** Start Records to use **
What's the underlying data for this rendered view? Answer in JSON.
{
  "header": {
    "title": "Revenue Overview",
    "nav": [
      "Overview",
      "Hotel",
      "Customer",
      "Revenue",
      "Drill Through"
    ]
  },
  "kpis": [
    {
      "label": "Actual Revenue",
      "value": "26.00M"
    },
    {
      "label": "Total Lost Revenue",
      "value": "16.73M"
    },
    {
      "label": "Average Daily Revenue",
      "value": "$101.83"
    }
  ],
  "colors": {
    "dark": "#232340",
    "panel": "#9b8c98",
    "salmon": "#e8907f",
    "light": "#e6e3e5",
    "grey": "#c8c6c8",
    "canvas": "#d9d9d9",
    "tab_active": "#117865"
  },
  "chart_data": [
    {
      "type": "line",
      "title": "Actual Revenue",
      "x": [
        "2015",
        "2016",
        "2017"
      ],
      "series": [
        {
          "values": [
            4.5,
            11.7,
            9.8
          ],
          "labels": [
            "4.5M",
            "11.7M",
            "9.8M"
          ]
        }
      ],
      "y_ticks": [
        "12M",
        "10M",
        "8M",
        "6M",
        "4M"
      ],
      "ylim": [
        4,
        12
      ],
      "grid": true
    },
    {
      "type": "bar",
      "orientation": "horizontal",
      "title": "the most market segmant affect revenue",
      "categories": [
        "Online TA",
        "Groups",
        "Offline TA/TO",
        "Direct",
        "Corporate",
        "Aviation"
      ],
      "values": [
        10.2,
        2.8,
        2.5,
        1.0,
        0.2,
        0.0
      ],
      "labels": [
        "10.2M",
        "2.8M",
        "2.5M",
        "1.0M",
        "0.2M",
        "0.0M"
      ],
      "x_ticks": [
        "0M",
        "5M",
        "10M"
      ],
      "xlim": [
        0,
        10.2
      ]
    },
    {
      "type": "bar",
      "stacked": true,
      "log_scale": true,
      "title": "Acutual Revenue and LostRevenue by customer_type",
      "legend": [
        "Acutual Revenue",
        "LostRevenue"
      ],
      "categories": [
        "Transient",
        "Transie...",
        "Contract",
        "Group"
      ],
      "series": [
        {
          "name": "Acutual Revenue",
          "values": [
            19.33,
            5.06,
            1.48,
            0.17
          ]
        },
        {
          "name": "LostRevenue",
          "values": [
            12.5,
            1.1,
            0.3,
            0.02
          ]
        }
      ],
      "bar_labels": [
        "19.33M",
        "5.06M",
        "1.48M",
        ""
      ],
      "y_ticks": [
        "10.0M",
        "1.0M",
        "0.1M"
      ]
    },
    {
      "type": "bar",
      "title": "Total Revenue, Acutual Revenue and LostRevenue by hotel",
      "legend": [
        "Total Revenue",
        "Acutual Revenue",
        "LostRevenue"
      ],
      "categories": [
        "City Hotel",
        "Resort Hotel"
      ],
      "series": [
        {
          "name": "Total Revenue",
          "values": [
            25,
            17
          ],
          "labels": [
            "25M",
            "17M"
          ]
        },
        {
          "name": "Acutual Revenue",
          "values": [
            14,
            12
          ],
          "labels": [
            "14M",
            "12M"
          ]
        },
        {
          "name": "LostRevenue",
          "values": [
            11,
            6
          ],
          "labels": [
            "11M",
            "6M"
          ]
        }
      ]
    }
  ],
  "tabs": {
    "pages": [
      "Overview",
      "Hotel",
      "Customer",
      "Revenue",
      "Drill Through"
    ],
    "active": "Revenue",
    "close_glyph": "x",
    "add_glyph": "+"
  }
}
** End Records to use **
Aim of the exercise: Identify the lines above with the word "true". Copy them.

Task output:
      "grid": true
      "stacked": true,
      "log_scale": true,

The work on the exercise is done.